# GIVEN PROBLEM
Scan the entries below. List each line with "Саха".

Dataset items
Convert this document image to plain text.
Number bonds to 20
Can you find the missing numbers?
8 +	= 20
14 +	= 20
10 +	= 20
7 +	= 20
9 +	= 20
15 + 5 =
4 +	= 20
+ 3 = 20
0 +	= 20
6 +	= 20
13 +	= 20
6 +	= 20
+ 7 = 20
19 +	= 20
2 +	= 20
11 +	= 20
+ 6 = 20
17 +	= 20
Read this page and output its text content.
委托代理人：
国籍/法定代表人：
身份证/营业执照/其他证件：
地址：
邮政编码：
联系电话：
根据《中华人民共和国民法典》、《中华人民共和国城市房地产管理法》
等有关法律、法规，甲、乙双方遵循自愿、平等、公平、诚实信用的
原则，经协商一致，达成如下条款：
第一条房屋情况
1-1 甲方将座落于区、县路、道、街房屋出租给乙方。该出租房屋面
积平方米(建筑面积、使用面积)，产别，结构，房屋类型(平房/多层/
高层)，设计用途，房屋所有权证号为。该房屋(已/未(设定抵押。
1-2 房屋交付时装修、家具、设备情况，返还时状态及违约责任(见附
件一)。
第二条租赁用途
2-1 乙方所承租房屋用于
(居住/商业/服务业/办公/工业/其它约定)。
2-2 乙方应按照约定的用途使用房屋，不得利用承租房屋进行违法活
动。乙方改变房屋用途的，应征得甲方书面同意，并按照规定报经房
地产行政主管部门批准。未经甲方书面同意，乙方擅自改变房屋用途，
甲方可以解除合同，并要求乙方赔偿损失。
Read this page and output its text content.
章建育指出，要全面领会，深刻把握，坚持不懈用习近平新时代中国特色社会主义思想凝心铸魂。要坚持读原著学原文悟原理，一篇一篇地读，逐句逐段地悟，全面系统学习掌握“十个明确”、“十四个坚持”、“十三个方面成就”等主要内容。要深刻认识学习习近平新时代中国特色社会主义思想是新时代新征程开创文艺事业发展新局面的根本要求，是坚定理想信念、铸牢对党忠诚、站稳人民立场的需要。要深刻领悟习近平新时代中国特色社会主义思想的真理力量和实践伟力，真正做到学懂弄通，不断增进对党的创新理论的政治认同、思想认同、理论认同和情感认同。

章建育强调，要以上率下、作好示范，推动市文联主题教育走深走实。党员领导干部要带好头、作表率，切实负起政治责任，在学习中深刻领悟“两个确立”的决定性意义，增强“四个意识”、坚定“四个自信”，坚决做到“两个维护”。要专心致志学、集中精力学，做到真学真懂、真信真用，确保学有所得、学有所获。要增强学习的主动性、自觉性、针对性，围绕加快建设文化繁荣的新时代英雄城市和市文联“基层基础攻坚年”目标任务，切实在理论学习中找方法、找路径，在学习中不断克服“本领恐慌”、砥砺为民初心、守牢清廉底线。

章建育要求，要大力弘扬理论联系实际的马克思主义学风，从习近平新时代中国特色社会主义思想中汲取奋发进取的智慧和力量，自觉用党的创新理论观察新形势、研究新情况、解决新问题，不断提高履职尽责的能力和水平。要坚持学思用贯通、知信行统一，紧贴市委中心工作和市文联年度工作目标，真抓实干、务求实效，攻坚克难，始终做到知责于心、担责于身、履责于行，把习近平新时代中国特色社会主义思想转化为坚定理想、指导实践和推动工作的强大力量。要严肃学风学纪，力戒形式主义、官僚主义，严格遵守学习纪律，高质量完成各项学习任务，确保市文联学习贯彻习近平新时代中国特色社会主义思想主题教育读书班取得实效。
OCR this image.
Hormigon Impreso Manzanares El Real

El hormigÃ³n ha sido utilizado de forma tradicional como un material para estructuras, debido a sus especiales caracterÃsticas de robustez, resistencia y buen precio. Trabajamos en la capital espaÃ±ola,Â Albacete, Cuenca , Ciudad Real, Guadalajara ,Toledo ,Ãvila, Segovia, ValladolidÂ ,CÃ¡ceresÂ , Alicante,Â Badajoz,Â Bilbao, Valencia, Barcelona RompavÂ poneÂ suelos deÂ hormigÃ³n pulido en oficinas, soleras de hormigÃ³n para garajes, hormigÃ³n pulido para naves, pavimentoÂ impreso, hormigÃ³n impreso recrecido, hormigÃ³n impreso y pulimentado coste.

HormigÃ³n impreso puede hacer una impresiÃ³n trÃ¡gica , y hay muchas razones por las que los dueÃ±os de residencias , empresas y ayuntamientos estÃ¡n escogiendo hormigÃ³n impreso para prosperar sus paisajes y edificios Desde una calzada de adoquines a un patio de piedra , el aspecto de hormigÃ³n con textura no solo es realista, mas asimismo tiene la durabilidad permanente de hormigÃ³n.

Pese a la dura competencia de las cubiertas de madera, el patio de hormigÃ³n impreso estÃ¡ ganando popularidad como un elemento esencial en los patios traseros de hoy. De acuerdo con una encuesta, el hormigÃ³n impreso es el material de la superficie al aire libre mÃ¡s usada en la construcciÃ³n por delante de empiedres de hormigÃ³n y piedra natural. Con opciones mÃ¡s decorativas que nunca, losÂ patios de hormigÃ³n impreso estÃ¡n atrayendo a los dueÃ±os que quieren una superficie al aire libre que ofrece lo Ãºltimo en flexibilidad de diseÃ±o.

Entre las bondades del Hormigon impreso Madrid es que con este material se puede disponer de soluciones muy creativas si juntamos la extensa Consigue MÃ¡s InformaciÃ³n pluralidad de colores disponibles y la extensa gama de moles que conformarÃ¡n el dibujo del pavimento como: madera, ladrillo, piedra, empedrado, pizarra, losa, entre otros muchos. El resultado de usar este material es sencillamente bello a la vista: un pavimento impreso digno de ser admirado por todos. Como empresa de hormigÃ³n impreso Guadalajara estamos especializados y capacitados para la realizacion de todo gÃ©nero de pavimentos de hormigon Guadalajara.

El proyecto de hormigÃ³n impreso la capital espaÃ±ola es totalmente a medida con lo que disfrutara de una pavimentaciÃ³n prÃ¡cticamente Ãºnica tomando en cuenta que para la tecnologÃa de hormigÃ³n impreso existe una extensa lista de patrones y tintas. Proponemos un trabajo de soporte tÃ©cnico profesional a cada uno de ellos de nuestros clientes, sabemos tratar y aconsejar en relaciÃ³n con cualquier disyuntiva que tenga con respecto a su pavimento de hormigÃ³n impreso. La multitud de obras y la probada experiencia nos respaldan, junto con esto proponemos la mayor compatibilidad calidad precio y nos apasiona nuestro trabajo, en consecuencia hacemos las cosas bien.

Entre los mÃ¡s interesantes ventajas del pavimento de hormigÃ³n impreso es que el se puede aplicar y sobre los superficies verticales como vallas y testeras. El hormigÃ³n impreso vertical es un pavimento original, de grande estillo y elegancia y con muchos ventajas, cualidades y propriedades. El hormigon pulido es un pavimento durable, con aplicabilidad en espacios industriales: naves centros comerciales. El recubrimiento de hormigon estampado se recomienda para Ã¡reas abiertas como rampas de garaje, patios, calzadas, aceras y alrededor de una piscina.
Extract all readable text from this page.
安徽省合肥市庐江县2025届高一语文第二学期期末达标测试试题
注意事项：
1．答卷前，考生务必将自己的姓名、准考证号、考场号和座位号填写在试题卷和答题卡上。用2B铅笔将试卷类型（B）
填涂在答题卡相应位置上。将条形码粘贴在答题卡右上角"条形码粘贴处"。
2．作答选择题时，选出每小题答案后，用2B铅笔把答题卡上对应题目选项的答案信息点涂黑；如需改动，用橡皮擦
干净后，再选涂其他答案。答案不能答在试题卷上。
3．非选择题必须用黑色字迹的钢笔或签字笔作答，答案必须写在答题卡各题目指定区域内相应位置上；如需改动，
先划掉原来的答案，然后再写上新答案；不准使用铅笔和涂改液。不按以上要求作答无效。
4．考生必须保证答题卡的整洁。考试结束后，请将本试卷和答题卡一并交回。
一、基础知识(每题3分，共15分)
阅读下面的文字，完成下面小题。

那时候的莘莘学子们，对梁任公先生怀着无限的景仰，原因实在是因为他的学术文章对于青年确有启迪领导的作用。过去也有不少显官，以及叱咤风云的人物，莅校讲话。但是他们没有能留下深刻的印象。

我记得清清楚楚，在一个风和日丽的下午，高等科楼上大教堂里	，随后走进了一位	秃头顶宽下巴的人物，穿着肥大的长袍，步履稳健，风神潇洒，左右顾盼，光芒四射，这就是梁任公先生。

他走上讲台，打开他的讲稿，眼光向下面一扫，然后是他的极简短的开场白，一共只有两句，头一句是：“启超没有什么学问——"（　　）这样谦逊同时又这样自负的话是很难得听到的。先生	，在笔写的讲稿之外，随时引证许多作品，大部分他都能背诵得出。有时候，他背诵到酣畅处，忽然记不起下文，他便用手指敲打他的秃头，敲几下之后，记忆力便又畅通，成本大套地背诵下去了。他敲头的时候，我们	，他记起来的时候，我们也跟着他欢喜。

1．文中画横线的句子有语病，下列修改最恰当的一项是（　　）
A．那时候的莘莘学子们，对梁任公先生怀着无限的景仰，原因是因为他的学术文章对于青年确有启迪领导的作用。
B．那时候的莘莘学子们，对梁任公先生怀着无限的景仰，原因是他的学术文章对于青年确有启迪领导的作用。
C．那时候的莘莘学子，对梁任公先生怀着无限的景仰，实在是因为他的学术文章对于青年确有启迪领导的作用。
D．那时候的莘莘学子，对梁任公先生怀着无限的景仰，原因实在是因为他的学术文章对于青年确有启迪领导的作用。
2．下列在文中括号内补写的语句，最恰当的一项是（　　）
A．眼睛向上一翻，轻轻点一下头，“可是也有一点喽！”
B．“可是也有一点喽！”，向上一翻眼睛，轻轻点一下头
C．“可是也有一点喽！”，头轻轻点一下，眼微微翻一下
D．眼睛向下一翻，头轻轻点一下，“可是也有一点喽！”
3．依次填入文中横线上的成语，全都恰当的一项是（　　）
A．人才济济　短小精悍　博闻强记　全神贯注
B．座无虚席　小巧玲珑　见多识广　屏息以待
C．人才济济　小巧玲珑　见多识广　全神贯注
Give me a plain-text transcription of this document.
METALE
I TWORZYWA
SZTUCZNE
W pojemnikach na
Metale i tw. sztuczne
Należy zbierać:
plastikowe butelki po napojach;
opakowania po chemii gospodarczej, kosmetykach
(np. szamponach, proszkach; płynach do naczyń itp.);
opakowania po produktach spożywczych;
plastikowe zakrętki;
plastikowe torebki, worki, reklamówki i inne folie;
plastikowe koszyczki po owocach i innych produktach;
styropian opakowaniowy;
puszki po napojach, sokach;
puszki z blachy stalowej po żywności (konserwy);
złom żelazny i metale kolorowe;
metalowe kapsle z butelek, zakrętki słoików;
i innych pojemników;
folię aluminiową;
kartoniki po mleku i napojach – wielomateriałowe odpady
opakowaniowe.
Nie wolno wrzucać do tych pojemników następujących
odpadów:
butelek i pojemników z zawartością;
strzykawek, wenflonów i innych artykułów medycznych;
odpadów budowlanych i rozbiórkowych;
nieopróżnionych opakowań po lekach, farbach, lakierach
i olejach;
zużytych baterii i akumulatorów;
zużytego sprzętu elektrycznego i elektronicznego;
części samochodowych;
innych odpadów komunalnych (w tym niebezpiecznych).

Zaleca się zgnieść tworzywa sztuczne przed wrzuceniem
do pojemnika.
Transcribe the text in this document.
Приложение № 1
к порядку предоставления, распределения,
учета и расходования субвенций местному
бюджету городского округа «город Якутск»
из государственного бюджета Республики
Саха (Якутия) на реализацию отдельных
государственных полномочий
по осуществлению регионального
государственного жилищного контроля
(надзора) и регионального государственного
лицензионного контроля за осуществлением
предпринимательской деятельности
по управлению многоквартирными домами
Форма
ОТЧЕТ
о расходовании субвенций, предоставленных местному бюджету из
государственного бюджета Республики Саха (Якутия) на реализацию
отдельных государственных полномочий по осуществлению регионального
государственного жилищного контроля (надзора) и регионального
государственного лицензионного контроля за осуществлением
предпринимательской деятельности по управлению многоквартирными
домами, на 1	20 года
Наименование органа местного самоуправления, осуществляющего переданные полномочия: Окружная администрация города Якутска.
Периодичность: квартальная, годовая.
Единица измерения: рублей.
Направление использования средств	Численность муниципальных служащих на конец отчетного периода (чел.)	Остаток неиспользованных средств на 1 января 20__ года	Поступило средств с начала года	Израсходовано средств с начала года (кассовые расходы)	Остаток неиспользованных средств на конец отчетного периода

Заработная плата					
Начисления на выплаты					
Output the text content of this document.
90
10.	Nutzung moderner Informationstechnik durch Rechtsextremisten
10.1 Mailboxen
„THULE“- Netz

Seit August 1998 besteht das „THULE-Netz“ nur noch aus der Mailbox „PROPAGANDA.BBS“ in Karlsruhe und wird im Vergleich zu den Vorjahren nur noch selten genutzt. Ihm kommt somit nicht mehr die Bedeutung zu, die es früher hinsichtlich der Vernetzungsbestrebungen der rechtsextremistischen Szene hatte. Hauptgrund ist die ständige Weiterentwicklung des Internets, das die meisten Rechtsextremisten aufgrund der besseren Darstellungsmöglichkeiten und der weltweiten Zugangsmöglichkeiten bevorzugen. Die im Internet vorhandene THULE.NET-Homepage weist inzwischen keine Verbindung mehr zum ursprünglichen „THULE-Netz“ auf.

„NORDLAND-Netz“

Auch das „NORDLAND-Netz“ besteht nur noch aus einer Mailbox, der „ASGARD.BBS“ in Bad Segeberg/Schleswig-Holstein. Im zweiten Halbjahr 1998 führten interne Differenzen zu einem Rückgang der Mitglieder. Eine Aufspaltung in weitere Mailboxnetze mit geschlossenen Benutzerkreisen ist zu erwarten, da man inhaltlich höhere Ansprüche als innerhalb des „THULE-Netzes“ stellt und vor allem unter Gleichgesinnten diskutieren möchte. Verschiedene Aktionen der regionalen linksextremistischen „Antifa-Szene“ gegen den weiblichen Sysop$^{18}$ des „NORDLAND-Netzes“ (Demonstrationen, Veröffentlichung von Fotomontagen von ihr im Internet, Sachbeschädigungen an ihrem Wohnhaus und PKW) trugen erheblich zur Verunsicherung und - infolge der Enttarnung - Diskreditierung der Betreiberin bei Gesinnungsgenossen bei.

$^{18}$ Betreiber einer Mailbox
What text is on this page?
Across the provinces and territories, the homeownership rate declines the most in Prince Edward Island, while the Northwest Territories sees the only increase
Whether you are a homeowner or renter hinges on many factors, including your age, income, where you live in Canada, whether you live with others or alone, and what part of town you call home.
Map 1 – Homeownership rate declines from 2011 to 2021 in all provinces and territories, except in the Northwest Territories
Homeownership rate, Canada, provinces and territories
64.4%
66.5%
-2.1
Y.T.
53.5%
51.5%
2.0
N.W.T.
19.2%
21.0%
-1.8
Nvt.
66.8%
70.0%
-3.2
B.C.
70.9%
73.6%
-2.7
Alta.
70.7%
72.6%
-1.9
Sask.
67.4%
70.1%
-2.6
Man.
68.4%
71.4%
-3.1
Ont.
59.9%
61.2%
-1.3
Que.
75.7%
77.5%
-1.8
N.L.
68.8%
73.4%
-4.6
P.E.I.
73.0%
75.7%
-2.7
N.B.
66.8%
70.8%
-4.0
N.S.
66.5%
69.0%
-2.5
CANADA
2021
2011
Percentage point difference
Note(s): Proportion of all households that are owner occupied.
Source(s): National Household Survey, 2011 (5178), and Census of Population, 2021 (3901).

# RESULT OF THIS TASK
Саха (Якутия) на реализацию отдельных
государственного бюджета Республики Саха (Якутия) на реализацию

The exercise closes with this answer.